TASKS TO PERFORM:
1. In the XPath patent description, what is the only memory needed to execute an XPath expression?
2. Extend the XPath patent description onward from its final sentence.

The present invention provides a new programming language (DPL) for performing XPath expression commands as part of an XML processing module. The DPL command languages themselves are used for maintaining internal states which represent the updated location and result values of the querying and traversing process through the XML document. Thus, the memory allocated for the program commands is the only memory required for executing the XPath expression. The DPL languages command performs an atomic step, which is part of the XPath expression, and its results represent a pointer to respective node of the XML structure or its values. The results are stored within the command memory and are used for performing the next DPL command or providing the output value for the XML processing module.

Description

METHOD AND SYSTEM FOR XPATH IMPLEMENTATION
BACKGROUND OF THE INVENTION
The present invention relates to XML document programming, more specifically to a method and system for activating XSLT conversion module.
The rapid growth of the Internet and more specifically the World Wide Web (WWW or Web) as a network for the delivery of applications and content, has resulted in software developers quickly beginning to shift their focus towards making the web browser a key tool to access information.
Most information is available as static content, composed of a variety of media, such as text, images, audio, and video, using hypertext markup language (HTML). HTML provides no mechanism for interacting with Web pages. At present, a Web browser uses the Hypertext Transport Protocol (HTTP) to request an HTML file from a Web server for the rapid and efficient delivery of HTML documents.
Dynamic information retrieval such as selected information retrieved from databases commonly implemented through the use of the Common Gateway Interface (CGI). While CGI allows specifically requested information to be accessed from databases across the Internet, CGI has very limited capabilities.

STORED DATA:
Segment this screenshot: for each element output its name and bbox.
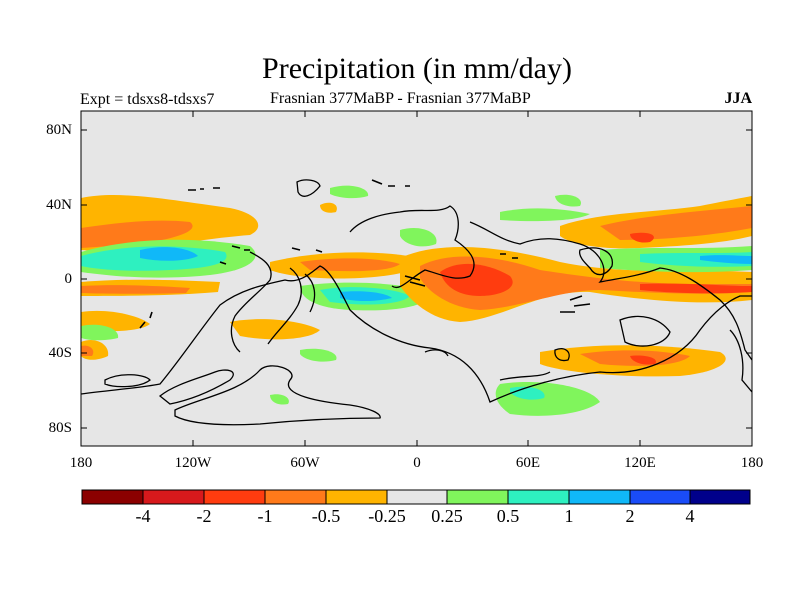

RESPONSES BY TASK:
1. The memory allocated for the program commands.

2.
An alternative to using separate CGI scripts to define content is a template- based HTML that actually embeds a request for the dynamic data within the HTML file itself. When a specific page is requested, a pre-processor scans the file for proprietary tags that are then translated into final HTML based on the request. The final HTML is then passed back to the server and on to the browser for the user to view on their computer terminal. While the examples given have been explained in the context of HTML. Templates may be created with any Standard Generalized Markup Language (SGML) based markup language, such as Handheld Device Markup language (HDML). In fact, templates can be created with any markup language or text and it is not limited to SGML based languages. Other language types such as MIME or HDML, are markup language designed and developed to allow handheld devices, such as phones, access to the resources of the Internet.
As the HTTP based technology has matured, these have tended to move towards the clear separation of the HTML template from the underlying data. Recently there have been several other key advancements.
A subset and simplification of SGML, the extensible Markup Language (XML) has evolved as a standard meta-data format in order to simplify the exchange of data. The extensible Stylesheet Language (XSL) has evolved as the standard way to define stylesheets that accept XML as input. Non-HTML browsers accessing data over HTTP are becoming common and in the next few years will become more common than browsers on desktop computers.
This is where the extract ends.